Stored data:
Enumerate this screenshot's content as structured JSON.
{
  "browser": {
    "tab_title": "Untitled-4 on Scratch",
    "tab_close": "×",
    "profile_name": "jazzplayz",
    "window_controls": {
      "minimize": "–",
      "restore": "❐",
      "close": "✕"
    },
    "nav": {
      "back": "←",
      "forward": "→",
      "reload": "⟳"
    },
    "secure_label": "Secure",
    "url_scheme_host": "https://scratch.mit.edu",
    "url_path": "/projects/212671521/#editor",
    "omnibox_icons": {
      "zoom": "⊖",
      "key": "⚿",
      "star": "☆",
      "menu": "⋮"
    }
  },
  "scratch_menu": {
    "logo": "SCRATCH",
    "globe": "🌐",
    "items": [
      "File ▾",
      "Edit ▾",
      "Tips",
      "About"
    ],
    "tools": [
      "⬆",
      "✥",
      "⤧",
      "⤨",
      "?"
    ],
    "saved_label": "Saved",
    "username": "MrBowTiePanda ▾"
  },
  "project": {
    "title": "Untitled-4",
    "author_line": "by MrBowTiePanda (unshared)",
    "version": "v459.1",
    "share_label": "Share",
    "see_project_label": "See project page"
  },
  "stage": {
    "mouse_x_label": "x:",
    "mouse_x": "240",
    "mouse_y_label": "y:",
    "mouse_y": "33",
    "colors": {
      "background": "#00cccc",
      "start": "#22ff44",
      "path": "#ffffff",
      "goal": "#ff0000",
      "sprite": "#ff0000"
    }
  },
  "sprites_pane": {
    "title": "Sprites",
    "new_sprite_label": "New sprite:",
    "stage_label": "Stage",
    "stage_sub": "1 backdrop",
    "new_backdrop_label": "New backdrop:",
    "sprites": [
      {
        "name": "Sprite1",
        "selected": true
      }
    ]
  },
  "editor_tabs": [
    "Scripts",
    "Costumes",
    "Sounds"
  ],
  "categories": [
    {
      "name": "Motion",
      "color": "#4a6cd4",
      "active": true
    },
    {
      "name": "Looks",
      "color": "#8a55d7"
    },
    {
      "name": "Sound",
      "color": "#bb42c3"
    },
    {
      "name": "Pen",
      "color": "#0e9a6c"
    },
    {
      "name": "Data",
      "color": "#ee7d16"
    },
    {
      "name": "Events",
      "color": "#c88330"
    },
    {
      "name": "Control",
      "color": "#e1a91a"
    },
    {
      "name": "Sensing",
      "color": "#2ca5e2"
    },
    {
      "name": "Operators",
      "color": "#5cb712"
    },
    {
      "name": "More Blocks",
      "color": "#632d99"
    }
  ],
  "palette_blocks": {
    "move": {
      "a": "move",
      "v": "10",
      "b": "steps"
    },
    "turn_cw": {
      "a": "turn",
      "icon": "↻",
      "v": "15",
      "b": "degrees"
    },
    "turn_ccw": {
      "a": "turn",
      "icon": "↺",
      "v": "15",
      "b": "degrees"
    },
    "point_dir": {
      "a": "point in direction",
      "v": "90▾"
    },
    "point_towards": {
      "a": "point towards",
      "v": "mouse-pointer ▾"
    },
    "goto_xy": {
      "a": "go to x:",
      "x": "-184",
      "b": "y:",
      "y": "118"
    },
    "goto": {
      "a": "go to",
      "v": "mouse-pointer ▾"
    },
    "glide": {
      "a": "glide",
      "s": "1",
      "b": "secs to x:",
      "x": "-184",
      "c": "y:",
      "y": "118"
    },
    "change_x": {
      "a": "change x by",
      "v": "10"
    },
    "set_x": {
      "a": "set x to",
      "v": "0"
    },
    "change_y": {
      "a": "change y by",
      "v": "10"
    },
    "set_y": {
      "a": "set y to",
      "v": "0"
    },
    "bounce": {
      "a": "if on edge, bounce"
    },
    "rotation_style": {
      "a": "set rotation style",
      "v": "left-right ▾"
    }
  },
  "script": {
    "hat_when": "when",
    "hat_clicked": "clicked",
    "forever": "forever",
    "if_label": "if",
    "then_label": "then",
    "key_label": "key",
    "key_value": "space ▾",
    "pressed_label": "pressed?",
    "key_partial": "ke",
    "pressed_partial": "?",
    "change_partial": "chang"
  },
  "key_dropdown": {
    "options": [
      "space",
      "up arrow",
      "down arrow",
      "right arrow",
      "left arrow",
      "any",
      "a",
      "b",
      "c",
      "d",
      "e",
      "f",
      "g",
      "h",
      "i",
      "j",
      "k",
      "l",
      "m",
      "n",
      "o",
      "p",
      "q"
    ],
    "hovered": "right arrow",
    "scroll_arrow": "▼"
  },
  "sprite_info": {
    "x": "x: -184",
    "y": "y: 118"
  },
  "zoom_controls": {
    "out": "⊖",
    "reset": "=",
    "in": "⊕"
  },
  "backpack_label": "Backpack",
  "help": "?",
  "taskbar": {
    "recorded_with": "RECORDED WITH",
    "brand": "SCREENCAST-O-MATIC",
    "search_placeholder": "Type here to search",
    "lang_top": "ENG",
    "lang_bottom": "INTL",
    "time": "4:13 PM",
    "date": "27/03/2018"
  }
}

- _TASK TO COMPLETE_
Count every line above that holds the string "MrBowTiePanda" and give the total, nothing more.

- _RESPONSE_
2